Collection entries
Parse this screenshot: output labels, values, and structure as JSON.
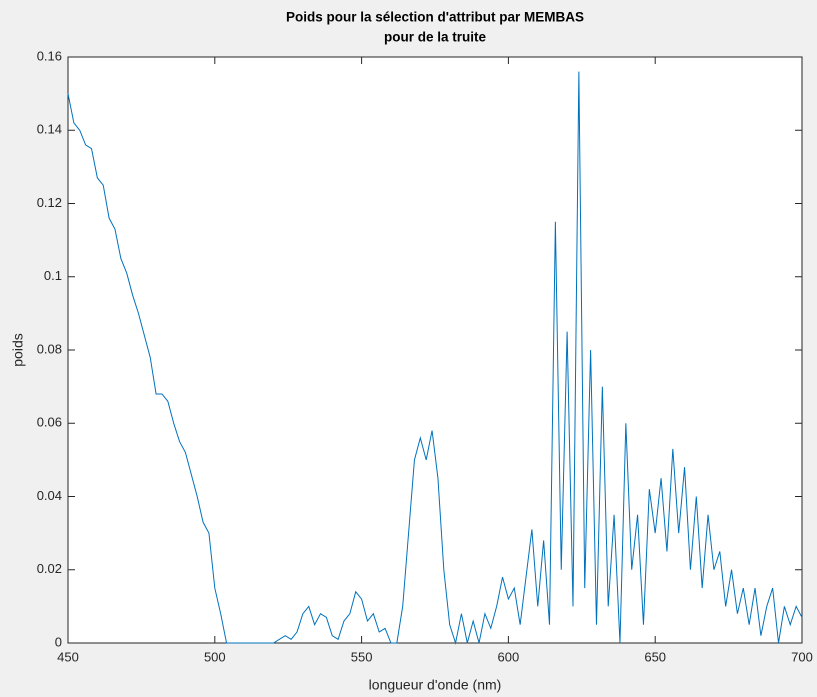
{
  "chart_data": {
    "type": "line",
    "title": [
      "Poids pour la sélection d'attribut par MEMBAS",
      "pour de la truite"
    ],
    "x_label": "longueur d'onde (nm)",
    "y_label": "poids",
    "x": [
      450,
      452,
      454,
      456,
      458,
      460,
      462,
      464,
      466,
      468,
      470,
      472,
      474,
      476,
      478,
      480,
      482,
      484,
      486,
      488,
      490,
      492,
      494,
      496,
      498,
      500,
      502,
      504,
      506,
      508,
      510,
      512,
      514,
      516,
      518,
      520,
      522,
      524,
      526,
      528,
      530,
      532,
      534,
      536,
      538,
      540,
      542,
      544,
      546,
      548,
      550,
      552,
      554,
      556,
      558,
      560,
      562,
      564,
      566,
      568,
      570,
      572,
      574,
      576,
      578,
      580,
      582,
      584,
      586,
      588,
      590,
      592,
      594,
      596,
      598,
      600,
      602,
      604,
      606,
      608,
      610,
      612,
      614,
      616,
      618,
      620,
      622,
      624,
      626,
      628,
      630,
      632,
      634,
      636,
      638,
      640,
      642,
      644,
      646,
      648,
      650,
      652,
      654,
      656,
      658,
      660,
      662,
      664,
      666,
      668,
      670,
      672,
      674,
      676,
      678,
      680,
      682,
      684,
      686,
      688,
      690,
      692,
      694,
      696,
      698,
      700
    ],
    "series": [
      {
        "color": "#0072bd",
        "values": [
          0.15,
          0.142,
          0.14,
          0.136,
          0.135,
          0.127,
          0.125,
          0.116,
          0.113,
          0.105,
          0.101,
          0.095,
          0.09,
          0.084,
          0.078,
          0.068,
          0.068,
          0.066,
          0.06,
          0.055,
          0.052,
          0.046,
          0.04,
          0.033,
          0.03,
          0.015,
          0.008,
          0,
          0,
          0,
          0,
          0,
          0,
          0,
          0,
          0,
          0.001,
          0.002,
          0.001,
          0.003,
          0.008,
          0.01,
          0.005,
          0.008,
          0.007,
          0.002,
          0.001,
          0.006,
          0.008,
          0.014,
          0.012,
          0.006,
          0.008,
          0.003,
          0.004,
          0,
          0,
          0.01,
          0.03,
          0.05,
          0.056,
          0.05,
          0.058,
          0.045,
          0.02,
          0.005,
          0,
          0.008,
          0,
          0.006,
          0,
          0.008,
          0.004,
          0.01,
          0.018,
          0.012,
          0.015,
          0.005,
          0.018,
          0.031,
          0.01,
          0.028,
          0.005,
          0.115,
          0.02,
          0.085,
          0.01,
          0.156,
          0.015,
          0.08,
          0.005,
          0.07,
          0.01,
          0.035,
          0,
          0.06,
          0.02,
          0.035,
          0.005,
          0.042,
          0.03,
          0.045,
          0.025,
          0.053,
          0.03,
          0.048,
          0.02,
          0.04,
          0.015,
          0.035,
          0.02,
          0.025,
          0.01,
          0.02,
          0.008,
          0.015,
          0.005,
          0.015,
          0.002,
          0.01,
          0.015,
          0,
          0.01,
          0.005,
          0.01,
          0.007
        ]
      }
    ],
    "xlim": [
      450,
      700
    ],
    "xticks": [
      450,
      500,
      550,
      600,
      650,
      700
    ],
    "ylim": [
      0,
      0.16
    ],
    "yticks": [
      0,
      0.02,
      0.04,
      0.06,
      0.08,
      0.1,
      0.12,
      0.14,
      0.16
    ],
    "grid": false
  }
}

* [Short exercise]:
Looking at the entries above, say how many lines contain the word "pour". Only the number is wanted.

* [Worked answer]:
2